## THE REQUEST:
From the listing below, pull out every line where the string "rate" appears.

Rows from a figure dataset
## START
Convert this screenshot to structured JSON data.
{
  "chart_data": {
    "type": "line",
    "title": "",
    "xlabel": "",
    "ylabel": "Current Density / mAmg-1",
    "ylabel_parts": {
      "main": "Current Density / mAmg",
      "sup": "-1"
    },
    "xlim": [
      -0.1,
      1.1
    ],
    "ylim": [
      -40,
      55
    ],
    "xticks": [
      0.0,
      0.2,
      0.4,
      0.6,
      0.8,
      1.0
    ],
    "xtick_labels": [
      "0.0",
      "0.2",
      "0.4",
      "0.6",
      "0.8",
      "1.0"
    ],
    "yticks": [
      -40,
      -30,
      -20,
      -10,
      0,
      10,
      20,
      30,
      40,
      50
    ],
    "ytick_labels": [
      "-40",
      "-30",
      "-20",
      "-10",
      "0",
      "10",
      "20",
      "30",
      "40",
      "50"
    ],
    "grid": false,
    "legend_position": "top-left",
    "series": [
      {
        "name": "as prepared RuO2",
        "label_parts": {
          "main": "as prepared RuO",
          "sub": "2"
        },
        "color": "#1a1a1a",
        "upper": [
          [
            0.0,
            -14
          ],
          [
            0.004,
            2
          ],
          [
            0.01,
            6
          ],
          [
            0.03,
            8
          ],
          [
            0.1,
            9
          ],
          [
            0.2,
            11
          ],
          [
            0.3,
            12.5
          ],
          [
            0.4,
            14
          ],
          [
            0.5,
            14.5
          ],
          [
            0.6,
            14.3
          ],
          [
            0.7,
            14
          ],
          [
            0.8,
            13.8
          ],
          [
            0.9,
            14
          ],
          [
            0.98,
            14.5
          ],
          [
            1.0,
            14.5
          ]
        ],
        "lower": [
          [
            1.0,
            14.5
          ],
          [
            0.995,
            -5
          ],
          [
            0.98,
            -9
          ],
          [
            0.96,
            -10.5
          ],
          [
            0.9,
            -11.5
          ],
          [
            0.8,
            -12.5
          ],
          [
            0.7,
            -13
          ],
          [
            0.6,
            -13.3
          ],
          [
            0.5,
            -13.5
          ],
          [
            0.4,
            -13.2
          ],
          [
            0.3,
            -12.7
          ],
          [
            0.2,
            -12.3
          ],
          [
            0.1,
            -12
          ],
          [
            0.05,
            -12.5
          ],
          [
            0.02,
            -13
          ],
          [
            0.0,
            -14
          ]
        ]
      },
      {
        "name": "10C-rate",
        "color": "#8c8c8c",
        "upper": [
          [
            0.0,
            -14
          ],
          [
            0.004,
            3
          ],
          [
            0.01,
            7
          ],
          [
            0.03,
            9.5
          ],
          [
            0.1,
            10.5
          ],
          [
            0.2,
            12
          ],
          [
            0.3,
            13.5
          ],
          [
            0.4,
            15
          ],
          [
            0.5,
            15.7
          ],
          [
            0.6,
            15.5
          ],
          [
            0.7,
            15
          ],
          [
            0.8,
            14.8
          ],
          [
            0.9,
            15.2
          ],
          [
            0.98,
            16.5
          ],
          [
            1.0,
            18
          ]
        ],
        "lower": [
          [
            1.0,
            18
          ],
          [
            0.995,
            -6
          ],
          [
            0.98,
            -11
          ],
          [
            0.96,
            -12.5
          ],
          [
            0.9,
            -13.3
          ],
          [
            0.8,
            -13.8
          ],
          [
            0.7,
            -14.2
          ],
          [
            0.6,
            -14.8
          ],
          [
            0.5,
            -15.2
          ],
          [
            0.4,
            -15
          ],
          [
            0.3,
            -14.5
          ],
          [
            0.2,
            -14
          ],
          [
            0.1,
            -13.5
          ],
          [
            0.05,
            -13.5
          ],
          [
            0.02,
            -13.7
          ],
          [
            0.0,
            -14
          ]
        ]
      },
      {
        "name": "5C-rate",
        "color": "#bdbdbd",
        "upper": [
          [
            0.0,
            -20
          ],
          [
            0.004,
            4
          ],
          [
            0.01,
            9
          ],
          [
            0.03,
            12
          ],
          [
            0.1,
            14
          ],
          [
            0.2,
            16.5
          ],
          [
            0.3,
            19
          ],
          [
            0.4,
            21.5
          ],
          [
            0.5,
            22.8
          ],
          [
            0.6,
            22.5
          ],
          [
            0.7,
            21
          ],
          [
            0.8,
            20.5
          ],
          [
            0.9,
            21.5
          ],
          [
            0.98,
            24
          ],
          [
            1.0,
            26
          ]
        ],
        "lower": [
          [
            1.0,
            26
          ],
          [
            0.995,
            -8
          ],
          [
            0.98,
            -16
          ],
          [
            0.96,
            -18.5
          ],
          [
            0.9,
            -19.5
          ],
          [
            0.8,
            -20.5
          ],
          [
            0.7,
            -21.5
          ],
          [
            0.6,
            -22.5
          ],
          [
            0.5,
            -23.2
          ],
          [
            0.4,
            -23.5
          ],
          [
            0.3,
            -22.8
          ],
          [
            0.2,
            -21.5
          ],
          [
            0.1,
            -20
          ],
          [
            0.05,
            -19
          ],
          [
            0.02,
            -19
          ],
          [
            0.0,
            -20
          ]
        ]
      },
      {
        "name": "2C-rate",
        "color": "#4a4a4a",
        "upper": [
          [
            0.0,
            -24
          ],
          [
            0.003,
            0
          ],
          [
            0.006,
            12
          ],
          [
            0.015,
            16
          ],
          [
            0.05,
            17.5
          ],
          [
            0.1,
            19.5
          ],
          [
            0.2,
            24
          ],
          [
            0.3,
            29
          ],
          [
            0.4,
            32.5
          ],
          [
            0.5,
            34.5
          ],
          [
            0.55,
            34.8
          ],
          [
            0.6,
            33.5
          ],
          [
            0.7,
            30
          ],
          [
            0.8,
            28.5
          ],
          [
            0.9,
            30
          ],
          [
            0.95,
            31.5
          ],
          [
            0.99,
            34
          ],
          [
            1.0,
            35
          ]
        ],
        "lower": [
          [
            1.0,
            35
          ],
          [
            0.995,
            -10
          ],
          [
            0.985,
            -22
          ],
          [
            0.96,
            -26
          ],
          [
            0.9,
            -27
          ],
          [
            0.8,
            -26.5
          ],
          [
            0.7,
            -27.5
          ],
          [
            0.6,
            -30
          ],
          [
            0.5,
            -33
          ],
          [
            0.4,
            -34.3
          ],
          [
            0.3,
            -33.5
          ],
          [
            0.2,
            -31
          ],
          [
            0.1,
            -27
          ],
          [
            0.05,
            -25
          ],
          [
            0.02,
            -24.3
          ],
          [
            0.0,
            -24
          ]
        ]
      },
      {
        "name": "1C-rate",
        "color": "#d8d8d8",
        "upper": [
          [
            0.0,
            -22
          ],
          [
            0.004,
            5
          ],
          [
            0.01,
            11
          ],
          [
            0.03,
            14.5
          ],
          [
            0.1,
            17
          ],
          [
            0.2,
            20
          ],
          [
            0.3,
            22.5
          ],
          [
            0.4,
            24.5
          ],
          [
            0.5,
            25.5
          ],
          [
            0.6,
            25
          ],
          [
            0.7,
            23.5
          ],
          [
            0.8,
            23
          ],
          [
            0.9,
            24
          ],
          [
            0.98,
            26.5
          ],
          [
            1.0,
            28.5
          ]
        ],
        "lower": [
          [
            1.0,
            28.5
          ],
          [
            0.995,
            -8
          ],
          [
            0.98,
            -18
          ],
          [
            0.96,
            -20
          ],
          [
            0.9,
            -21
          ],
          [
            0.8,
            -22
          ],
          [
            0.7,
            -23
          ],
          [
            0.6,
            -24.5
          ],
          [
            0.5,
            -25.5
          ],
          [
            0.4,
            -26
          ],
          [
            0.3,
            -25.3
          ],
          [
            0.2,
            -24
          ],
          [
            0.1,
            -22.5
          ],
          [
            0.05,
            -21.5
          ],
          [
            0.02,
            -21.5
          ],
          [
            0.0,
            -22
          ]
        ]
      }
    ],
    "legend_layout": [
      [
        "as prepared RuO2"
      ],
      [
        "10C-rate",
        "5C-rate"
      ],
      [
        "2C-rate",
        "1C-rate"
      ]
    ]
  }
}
## END
## TASK ANSWER:
        "name": "10C-rate",
        "name": "5C-rate",
        "name": "2C-rate",
        "name": "1C-rate",
        "10C-rate",
        "5C-rate"
        "2C-rate",
        "1C-rate"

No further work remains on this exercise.